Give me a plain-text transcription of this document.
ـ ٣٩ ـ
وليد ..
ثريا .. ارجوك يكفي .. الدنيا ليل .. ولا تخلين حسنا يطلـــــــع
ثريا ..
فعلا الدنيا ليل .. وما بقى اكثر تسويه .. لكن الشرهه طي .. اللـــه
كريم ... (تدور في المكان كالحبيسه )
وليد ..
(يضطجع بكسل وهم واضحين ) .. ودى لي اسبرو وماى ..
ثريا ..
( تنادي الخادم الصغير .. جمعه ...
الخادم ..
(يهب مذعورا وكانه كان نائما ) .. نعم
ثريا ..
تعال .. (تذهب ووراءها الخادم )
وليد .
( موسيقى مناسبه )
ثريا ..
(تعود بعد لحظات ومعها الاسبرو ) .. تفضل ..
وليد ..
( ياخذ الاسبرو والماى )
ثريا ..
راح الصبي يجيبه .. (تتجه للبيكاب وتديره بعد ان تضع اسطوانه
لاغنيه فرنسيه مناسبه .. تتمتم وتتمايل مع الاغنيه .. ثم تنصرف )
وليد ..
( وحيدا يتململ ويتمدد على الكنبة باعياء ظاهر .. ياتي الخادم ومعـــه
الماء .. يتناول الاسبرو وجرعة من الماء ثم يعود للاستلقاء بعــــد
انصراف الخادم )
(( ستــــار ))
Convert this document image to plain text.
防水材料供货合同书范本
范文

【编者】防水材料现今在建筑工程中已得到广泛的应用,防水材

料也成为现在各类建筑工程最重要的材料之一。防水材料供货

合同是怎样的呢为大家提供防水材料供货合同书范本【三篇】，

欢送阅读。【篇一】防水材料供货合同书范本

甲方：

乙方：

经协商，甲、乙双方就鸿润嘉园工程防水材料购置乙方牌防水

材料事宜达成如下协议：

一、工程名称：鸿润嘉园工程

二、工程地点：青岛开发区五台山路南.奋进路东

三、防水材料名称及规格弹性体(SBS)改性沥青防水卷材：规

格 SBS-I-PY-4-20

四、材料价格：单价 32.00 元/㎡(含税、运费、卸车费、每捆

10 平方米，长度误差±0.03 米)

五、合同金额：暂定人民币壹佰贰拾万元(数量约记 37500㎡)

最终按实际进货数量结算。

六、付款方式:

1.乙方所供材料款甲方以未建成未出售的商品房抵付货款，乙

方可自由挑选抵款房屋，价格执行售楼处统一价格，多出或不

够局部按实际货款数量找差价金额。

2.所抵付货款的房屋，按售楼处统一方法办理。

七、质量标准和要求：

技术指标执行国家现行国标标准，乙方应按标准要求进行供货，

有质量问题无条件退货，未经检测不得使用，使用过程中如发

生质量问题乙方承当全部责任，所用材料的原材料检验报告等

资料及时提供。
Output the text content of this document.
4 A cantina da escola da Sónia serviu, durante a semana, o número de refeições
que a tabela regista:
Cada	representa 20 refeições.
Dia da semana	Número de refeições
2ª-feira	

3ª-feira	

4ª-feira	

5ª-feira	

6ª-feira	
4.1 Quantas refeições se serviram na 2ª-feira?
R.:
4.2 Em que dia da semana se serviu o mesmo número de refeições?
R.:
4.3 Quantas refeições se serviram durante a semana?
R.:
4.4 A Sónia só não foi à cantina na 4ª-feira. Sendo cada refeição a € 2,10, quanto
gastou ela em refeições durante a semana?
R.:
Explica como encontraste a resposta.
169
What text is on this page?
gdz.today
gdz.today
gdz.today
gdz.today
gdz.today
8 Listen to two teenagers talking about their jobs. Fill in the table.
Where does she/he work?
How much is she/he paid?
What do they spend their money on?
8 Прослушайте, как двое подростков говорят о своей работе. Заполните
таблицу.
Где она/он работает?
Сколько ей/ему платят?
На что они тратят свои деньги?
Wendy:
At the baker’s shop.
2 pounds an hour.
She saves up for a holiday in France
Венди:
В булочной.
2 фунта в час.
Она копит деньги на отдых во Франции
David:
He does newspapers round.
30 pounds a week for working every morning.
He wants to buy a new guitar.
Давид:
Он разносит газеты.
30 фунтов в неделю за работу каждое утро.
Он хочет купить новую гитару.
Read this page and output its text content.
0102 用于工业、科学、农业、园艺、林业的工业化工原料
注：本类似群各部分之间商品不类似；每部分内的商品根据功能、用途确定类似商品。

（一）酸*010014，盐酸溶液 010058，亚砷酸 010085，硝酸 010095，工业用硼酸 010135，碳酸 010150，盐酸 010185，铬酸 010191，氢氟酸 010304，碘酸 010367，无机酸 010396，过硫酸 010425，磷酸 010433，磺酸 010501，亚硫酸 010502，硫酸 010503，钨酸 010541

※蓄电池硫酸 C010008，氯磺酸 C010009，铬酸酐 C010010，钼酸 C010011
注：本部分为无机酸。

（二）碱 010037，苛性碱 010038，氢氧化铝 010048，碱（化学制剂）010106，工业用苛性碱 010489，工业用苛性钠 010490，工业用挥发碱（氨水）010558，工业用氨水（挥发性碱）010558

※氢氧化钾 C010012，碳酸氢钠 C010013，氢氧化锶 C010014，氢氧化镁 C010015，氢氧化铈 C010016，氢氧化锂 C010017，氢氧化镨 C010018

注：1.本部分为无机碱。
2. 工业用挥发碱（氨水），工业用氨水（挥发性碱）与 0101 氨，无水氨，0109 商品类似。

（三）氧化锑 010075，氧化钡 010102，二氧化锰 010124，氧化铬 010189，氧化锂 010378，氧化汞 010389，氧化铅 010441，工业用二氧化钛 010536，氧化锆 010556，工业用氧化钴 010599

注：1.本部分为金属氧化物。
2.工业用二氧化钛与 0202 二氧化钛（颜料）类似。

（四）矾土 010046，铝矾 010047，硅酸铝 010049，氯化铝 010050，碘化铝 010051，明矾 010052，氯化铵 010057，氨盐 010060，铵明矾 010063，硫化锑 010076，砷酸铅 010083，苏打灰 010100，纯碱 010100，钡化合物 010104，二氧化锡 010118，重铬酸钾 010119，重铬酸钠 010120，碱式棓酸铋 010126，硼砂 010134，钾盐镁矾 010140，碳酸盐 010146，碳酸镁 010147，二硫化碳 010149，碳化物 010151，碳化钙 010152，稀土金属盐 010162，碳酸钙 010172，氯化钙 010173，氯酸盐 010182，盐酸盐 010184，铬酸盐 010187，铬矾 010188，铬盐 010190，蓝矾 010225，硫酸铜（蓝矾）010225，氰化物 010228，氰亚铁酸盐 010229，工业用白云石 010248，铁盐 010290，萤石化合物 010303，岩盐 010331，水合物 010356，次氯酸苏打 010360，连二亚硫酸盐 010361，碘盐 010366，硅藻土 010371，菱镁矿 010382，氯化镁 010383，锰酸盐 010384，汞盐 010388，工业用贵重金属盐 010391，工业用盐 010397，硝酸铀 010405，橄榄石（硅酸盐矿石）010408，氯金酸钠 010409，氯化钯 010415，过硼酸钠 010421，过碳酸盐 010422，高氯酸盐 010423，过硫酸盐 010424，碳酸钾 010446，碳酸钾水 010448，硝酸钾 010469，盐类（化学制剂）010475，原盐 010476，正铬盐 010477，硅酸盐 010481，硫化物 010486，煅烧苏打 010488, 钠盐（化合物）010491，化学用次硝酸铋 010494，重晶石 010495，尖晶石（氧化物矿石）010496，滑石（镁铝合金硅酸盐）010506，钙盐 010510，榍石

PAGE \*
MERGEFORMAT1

● ● ● ●

EXERCISE
Send back all of the entries exactly, with nothing missing.

PROBLEM SOLUTION
Give me a plain-text transcription of this document.
ـ ٣٩ ـ
وليد ..
ثريا .. ارجوك يكفي .. الدنيا ليل .. ولا تخلين حسنا يطلـــــــع
ثريا ..
فعلا الدنيا ليل .. وما بقى اكثر تسويه .. لكن الشرهه طي .. اللـــه
كريم ... (تدور في المكان كالحبيسه )
وليد ..
(يضطجع بكسل وهم واضحين ) .. ودى لي اسبرو وماى ..
ثريا ..
( تنادي الخادم الصغير .. جمعه ...
الخادم ..
(يهب مذعورا وكانه كان نائما ) .. نعم
ثريا ..
تعال .. (تذهب ووراءها الخادم )
وليد .
( موسيقى مناسبه )
ثريا ..
(تعود بعد لحظات ومعها الاسبرو ) .. تفضل ..
وليد ..
( ياخذ الاسبرو والماى )
ثريا ..
راح الصبي يجيبه .. (تتجه للبيكاب وتديره بعد ان تضع اسطوانه
لاغنيه فرنسيه مناسبه .. تتمتم وتتمايل مع الاغنيه .. ثم تنصرف )
وليد ..
( وحيدا يتململ ويتمدد على الكنبة باعياء ظاهر .. ياتي الخادم ومعـــه
الماء .. يتناول الاسبرو وجرعة من الماء ثم يعود للاستلقاء بعــــد
انصراف الخادم )
(( ستــــار ))
Convert this document image to plain text.
防水材料供货合同书范本
范文

【编者】防水材料现今在建筑工程中已得到广泛的应用,防水材

料也成为现在各类建筑工程最重要的材料之一。防水材料供货

合同是怎样的呢为大家提供防水材料供货合同书范本【三篇】，

欢送阅读。【篇一】防水材料供货合同书范本

甲方：

乙方：

经协商，甲、乙双方就鸿润嘉园工程防水材料购置乙方牌防水

材料事宜达成如下协议：

一、工程名称：鸿润嘉园工程

二、工程地点：青岛开发区五台山路南.奋进路东

三、防水材料名称及规格弹性体(SBS)改性沥青防水卷材：规

格 SBS-I-PY-4-20

四、材料价格：单价 32.00 元/㎡(含税、运费、卸车费、每捆

10 平方米，长度误差±0.03 米)

五、合同金额：暂定人民币壹佰贰拾万元(数量约记 37500㎡)

最终按实际进货数量结算。

六、付款方式:

1.乙方所供材料款甲方以未建成未出售的商品房抵付货款，乙

方可自由挑选抵款房屋，价格执行售楼处统一价格，多出或不

够局部按实际货款数量找差价金额。

2.所抵付货款的房屋，按售楼处统一方法办理。

七、质量标准和要求：

技术指标执行国家现行国标标准，乙方应按标准要求进行供货，

有质量问题无条件退货，未经检测不得使用，使用过程中如发

生质量问题乙方承当全部责任，所用材料的原材料检验报告等

资料及时提供。
Output the text content of this document.
4 A cantina da escola da Sónia serviu, durante a semana, o número de refeições
que a tabela regista:
Cada	representa 20 refeições.
Dia da semana	Número de refeições
2ª-feira	

3ª-feira	

4ª-feira	

5ª-feira	

6ª-feira	
4.1 Quantas refeições se serviram na 2ª-feira?
R.:
4.2 Em que dia da semana se serviu o mesmo número de refeições?
R.:
4.3 Quantas refeições se serviram durante a semana?
R.:
4.4 A Sónia só não foi à cantina na 4ª-feira. Sendo cada refeição a € 2,10, quanto
gastou ela em refeições durante a semana?
R.:
Explica como encontraste a resposta.
169
What text is on this page?
gdz.today
gdz.today
gdz.today
gdz.today
gdz.today
8 Listen to two teenagers talking about their jobs. Fill in the table.
Where does she/he work?
How much is she/he paid?
What do they spend their money on?
8 Прослушайте, как двое подростков говорят о своей работе. Заполните
таблицу.
Где она/он работает?
Сколько ей/ему платят?
На что они тратят свои деньги?
Wendy:
At the baker’s shop.
2 pounds an hour.
She saves up for a holiday in France
Венди:
В булочной.
2 фунта в час.
Она копит деньги на отдых во Франции
David:
He does newspapers round.
30 pounds a week for working every morning.
He wants to buy a new guitar.
Давид:
Он разносит газеты.
30 фунтов в неделю за работу каждое утро.
Он хочет купить новую гитару.
Read this page and output its text content.
0102 用于工业、科学、农业、园艺、林业的工业化工原料
注：本类似群各部分之间商品不类似；每部分内的商品根据功能、用途确定类似商品。

（一）酸*010014，盐酸溶液 010058，亚砷酸 010085，硝酸 010095，工业用硼酸 010135，碳酸 010150，盐酸 010185，铬酸 010191，氢氟酸 010304，碘酸 010367，无机酸 010396，过硫酸 010425，磷酸 010433，磺酸 010501，亚硫酸 010502，硫酸 010503，钨酸 010541

※蓄电池硫酸 C010008，氯磺酸 C010009，铬酸酐 C010010，钼酸 C010011
注：本部分为无机酸。

（二）碱 010037，苛性碱 010038，氢氧化铝 010048，碱（化学制剂）010106，工业用苛性碱 010489，工业用苛性钠 010490，工业用挥发碱（氨水）010558，工业用氨水（挥发性碱）010558

※氢氧化钾 C010012，碳酸氢钠 C010013，氢氧化锶 C010014，氢氧化镁 C010015，氢氧化铈 C010016，氢氧化锂 C010017，氢氧化镨 C010018

注：1.本部分为无机碱。
2. 工业用挥发碱（氨水），工业用氨水（挥发性碱）与 0101 氨，无水氨，0109 商品类似。

（三）氧化锑 010075，氧化钡 010102，二氧化锰 010124，氧化铬 010189，氧化锂 010378，氧化汞 010389，氧化铅 010441，工业用二氧化钛 010536，氧化锆 010556，工业用氧化钴 010599

注：1.本部分为金属氧化物。
2.工业用二氧化钛与 0202 二氧化钛（颜料）类似。

（四）矾土 010046，铝矾 010047，硅酸铝 010049，氯化铝 010050，碘化铝 010051，明矾 010052，氯化铵 010057，氨盐 010060，铵明矾 010063，硫化锑 010076，砷酸铅 010083，苏打灰 010100，纯碱 010100，钡化合物 010104，二氧化锡 010118，重铬酸钾 010119，重铬酸钠 010120，碱式棓酸铋 010126，硼砂 010134，钾盐镁矾 010140，碳酸盐 010146，碳酸镁 010147，二硫化碳 010149，碳化物 010151，碳化钙 010152，稀土金属盐 010162，碳酸钙 010172，氯化钙 010173，氯酸盐 010182，盐酸盐 010184，铬酸盐 010187，铬矾 010188，铬盐 010190，蓝矾 010225，硫酸铜（蓝矾）010225，氰化物 010228，氰亚铁酸盐 010229，工业用白云石 010248，铁盐 010290，萤石化合物 010303，岩盐 010331，水合物 010356，次氯酸苏打 010360，连二亚硫酸盐 010361，碘盐 010366，硅藻土 010371，菱镁矿 010382，氯化镁 010383，锰酸盐 010384，汞盐 010388，工业用贵重金属盐 010391，工业用盐 010397，硝酸铀 010405，橄榄石（硅酸盐矿石）010408，氯金酸钠 010409，氯化钯 010415，过硼酸钠 010421，过碳酸盐 010422，高氯酸盐 010423，过硫酸盐 010424，碳酸钾 010446，碳酸钾水 010448，硝酸钾 010469，盐类（化学制剂）010475，原盐 010476，正铬盐 010477，硅酸盐 010481，硫化物 010486，煅烧苏打 010488, 钠盐（化合物）010491，化学用次硝酸铋 010494，重晶石 010495，尖晶石（氧化物矿石）010496，滑石（镁铝合金硅酸盐）010506，钙盐 010510，榍石

PAGE \*
MERGEFORMAT1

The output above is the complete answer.